§ **What you will do**:
Copy out all lines with the word "Bệnh" in them.

>> BEGIN Data section

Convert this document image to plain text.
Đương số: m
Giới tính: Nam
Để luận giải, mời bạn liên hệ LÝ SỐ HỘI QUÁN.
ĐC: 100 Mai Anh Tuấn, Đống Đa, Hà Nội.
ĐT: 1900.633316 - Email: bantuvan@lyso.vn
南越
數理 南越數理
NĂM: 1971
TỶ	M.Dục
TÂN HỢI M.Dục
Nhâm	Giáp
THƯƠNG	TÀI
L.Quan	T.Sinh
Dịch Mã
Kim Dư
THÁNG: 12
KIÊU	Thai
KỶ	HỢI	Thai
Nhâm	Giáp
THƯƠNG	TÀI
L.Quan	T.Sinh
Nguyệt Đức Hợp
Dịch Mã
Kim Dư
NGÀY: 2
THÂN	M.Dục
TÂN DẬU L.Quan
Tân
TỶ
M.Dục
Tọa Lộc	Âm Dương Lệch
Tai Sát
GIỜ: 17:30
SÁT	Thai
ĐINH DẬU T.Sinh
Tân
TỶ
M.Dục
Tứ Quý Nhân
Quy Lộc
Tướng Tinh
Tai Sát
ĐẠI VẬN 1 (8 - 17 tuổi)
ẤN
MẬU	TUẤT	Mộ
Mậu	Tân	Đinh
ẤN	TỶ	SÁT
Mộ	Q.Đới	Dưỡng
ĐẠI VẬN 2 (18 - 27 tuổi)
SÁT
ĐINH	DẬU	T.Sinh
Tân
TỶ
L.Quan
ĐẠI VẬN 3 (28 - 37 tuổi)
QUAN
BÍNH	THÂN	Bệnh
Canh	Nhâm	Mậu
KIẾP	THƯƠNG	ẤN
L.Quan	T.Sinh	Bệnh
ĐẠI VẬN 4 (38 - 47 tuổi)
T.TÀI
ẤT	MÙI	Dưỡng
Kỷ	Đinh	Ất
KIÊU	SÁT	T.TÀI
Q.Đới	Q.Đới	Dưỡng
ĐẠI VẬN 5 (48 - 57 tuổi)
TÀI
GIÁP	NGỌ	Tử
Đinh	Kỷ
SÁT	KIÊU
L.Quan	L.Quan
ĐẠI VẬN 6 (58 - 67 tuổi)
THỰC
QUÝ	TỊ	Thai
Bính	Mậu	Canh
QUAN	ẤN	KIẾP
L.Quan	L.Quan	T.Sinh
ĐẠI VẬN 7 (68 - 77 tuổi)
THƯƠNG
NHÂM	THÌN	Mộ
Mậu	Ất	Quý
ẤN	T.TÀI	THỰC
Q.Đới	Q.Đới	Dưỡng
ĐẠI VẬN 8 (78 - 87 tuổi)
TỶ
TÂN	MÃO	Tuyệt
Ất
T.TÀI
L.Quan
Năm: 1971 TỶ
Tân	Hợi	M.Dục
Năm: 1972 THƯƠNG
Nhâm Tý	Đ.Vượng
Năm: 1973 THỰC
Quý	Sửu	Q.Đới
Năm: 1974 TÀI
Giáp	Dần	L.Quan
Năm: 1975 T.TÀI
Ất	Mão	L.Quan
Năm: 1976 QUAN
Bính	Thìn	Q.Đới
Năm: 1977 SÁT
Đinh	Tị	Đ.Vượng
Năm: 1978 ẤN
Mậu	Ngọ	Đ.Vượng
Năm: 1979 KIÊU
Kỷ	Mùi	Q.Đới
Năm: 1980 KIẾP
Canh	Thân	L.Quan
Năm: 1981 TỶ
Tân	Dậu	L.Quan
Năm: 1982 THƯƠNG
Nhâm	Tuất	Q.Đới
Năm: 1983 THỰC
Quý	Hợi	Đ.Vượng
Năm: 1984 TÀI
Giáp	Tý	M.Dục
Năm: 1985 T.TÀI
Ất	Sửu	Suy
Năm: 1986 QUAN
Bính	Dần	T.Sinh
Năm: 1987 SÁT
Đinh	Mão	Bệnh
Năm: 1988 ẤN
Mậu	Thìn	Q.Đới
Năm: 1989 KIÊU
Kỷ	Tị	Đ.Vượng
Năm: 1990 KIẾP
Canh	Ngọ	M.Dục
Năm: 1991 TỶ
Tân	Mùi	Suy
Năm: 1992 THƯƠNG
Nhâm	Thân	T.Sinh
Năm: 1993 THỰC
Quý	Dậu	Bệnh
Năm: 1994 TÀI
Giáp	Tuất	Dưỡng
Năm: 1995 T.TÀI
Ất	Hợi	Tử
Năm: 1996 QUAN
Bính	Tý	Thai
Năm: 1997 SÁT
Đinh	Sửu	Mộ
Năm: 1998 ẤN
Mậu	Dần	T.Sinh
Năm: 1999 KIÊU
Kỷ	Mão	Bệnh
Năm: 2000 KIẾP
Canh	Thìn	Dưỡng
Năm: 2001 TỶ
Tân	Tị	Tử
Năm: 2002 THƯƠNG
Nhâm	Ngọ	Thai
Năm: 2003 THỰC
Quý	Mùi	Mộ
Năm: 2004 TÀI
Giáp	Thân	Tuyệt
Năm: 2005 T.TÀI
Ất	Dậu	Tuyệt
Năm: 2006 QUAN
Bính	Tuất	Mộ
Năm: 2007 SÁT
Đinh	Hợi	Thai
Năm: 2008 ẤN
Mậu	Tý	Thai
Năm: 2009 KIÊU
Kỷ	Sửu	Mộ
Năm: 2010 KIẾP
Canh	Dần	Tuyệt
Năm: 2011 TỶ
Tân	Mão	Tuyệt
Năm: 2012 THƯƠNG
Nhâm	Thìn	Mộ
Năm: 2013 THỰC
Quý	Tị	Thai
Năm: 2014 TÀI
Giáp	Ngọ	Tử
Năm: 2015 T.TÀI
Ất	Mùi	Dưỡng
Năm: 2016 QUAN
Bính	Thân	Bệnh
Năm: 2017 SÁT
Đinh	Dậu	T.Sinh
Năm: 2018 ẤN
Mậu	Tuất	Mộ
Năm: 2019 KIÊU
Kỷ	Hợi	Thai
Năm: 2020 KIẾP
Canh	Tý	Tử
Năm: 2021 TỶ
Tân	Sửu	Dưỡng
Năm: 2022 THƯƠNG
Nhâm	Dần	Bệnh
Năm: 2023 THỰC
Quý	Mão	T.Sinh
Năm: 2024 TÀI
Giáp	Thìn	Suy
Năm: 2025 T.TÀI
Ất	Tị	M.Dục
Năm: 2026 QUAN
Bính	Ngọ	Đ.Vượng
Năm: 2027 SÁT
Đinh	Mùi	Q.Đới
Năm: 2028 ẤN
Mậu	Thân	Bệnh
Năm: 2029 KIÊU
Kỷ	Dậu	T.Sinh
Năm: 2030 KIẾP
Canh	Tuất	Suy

>> END Data section

§ **Expected answer**:
BÍNH	THÂN	Bệnh
L.Quan	T.Sinh	Bệnh
Đinh	Mão	Bệnh
Quý	Dậu	Bệnh
Kỷ	Mão	Bệnh
Bính	Thân	Bệnh
Nhâm	Dần	Bệnh
Mậu	Thân	Bệnh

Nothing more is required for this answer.